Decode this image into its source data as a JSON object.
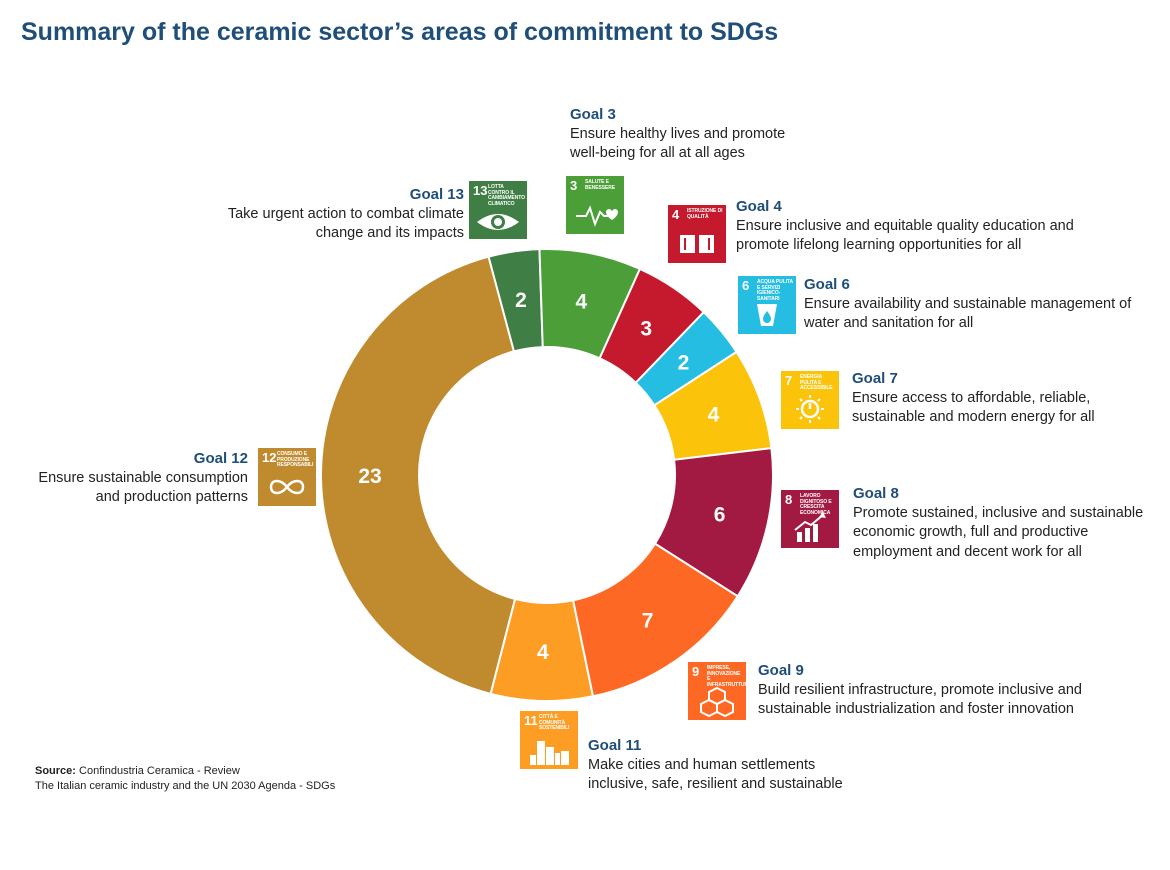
{
  "title": "Summary of the ceramic sector’s areas of commitment to SDGs",
  "chart_data": {
    "type": "pie",
    "donut": true,
    "title": "Summary of the ceramic sector’s areas of commitment to SDGs",
    "categories": [
      "Goal 13",
      "Goal 3",
      "Goal 4",
      "Goal 6",
      "Goal 7",
      "Goal 8",
      "Goal 9",
      "Goal 11",
      "Goal 12"
    ],
    "values": [
      2,
      4,
      3,
      2,
      4,
      6,
      7,
      4,
      23
    ],
    "colors": [
      "#3f7e44",
      "#4c9f38",
      "#c5192d",
      "#26bde2",
      "#fcc30b",
      "#a21942",
      "#fd6925",
      "#fd9d24",
      "#bf8b2e"
    ]
  },
  "goals": [
    {
      "id": "g13",
      "title": "Goal 13",
      "lines": [
        "Take urgent action to combat climate",
        "change and its impacts"
      ],
      "icon_num": "13",
      "icon_label": "LOTTA CONTRO IL CAMBIAMENTO CLIMATICO",
      "icon": "eye-globe-icon",
      "color": "#3f7e44"
    },
    {
      "id": "g3",
      "title": "Goal 3",
      "lines": [
        "Ensure healthy lives and promote",
        "well-being for all at all ages"
      ],
      "icon_num": "3",
      "icon_label": "SALUTE E BENESSERE",
      "icon": "heartbeat-icon",
      "color": "#4c9f38"
    },
    {
      "id": "g4",
      "title": "Goal 4",
      "lines": [
        "Ensure inclusive and equitable quality education and",
        "promote lifelong learning opportunities for all"
      ],
      "icon_num": "4",
      "icon_label": "ISTRUZIONE DI QUALITÀ",
      "icon": "book-icon",
      "color": "#c5192d"
    },
    {
      "id": "g6",
      "title": "Goal 6",
      "lines": [
        "Ensure availability and sustainable management of",
        "water and sanitation for all"
      ],
      "icon_num": "6",
      "icon_label": "ACQUA PULITA E SERVIZI IGIENICO-SANITARI",
      "icon": "water-glass-icon",
      "color": "#26bde2"
    },
    {
      "id": "g7",
      "title": "Goal 7",
      "lines": [
        "Ensure access to affordable, reliable,",
        "sustainable and modern energy for all"
      ],
      "icon_num": "7",
      "icon_label": "ENERGIA PULITA E ACCESSIBILE",
      "icon": "sun-power-icon",
      "color": "#fcc30b"
    },
    {
      "id": "g8",
      "title": "Goal 8",
      "lines": [
        "Promote sustained, inclusive and sustainable",
        "economic growth, full and productive",
        "employment and decent work for all"
      ],
      "icon_num": "8",
      "icon_label": "LAVORO DIGNITOSO E CRESCITA ECONOMICA",
      "icon": "growth-chart-icon",
      "color": "#a21942"
    },
    {
      "id": "g9",
      "title": "Goal 9",
      "lines": [
        "Build resilient infrastructure, promote inclusive and",
        "sustainable industrialization and foster innovation"
      ],
      "icon_num": "9",
      "icon_label": "IMPRESE, INNOVAZIONE E INFRASTRUTTURE",
      "icon": "cubes-icon",
      "color": "#fd6925"
    },
    {
      "id": "g11",
      "title": "Goal 11",
      "lines": [
        "Make cities and human settlements",
        "inclusive, safe, resilient and sustainable"
      ],
      "icon_num": "11",
      "icon_label": "CITTÀ E COMUNITÀ SOSTENIBILI",
      "icon": "city-icon",
      "color": "#fd9d24"
    },
    {
      "id": "g12",
      "title": "Goal 12",
      "lines": [
        "Ensure sustainable consumption",
        "and production patterns"
      ],
      "icon_num": "12",
      "icon_label": "CONSUMO E PRODUZIONE RESPONSABILI",
      "icon": "infinity-icon",
      "color": "#bf8b2e"
    }
  ],
  "source": {
    "label": "Source:",
    "line1": "Confindustria Ceramica - Review",
    "line2": "The Italian ceramic industry and the UN 2030 Agenda - SDGs"
  }
}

* * * * * * *

◆ Given problem ◆
All of the records above must be copied exactly, except for the pictures.

◆ The result ◆
Decode this image into its source data as a JSON object.
{
  "title": "Summary of the ceramic sector’s areas of commitment to SDGs",
  "chart_data": {
    "type": "pie",
    "donut": true,
    "title": "Summary of the ceramic sector’s areas of commitment to SDGs",
    "categories": [
      "Goal 13",
      "Goal 3",
      "Goal 4",
      "Goal 6",
      "Goal 7",
      "Goal 8",
      "Goal 9",
      "Goal 11",
      "Goal 12"
    ],
    "values": [
      2,
      4,
      3,
      2,
      4,
      6,
      7,
      4,
      23
    ],
    "colors": [
      "#3f7e44",
      "#4c9f38",
      "#c5192d",
      "#26bde2",
      "#fcc30b",
      "#a21942",
      "#fd6925",
      "#fd9d24",
      "#bf8b2e"
    ]
  },
  "goals": [
    {
      "id": "g13",
      "title": "Goal 13",
      "lines": [
        "Take urgent action to combat climate",
        "change and its impacts"
      ],
      "icon_num": "13",
      "icon_label": "LOTTA CONTRO IL CAMBIAMENTO CLIMATICO",
      "icon": "eye-globe-icon",
      "color": "#3f7e44"
    },
    {
      "id": "g3",
      "title": "Goal 3",
      "lines": [
        "Ensure healthy lives and promote",
        "well-being for all at all ages"
      ],
      "icon_num": "3",
      "icon_label": "SALUTE E BENESSERE",
      "icon": "heartbeat-icon",
      "color": "#4c9f38"
    },
    {
      "id": "g4",
      "title": "Goal 4",
      "lines": [
        "Ensure inclusive and equitable quality education and",
        "promote lifelong learning opportunities for all"
      ],
      "icon_num": "4",
      "icon_label": "ISTRUZIONE DI QUALITÀ",
      "icon": "book-icon",
      "color": "#c5192d"
    },
    {
      "id": "g6",
      "title": "Goal 6",
      "lines": [
        "Ensure availability and sustainable management of",
        "water and sanitation for all"
      ],
      "icon_num": "6",
      "icon_label": "ACQUA PULITA E SERVIZI IGIENICO-SANITARI",
      "icon": "water-glass-icon",
      "color": "#26bde2"
    },
    {
      "id": "g7",
      "title": "Goal 7",
      "lines": [
        "Ensure access to affordable, reliable,",
        "sustainable and modern energy for all"
      ],
      "icon_num": "7",
      "icon_label": "ENERGIA PULITA E ACCESSIBILE",
      "icon": "sun-power-icon",
      "color": "#fcc30b"
    },
    {
      "id": "g8",
      "title": "Goal 8",
      "lines": [
        "Promote sustained, inclusive and sustainable",
        "economic growth, full and productive",
        "employment and decent work for all"
      ],
      "icon_num": "8",
      "icon_label": "LAVORO DIGNITOSO E CRESCITA ECONOMICA",
      "icon": "growth-chart-icon",
      "color": "#a21942"
    },
    {
      "id": "g9",
      "title": "Goal 9",
      "lines": [
        "Build resilient infrastructure, promote inclusive and",
        "sustainable industrialization and foster innovation"
      ],
      "icon_num": "9",
      "icon_label": "IMPRESE, INNOVAZIONE E INFRASTRUTTURE",
      "icon": "cubes-icon",
      "color": "#fd6925"
    },
    {
      "id": "g11",
      "title": "Goal 11",
      "lines": [
        "Make cities and human settlements",
        "inclusive, safe, resilient and sustainable"
      ],
      "icon_num": "11",
      "icon_label": "CITTÀ E COMUNITÀ SOSTENIBILI",
      "icon": "city-icon",
      "color": "#fd9d24"
    },
    {
      "id": "g12",
      "title": "Goal 12",
      "lines": [
        "Ensure sustainable consumption",
        "and production patterns"
      ],
      "icon_num": "12",
      "icon_label": "CONSUMO E PRODUZIONE RESPONSABILI",
      "icon": "infinity-icon",
      "color": "#bf8b2e"
    }
  ],
  "source": {
    "label": "Source:",
    "line1": "Confindustria Ceramica - Review",
    "line2": "The Italian ceramic industry and the UN 2030 Agenda - SDGs"
  }
}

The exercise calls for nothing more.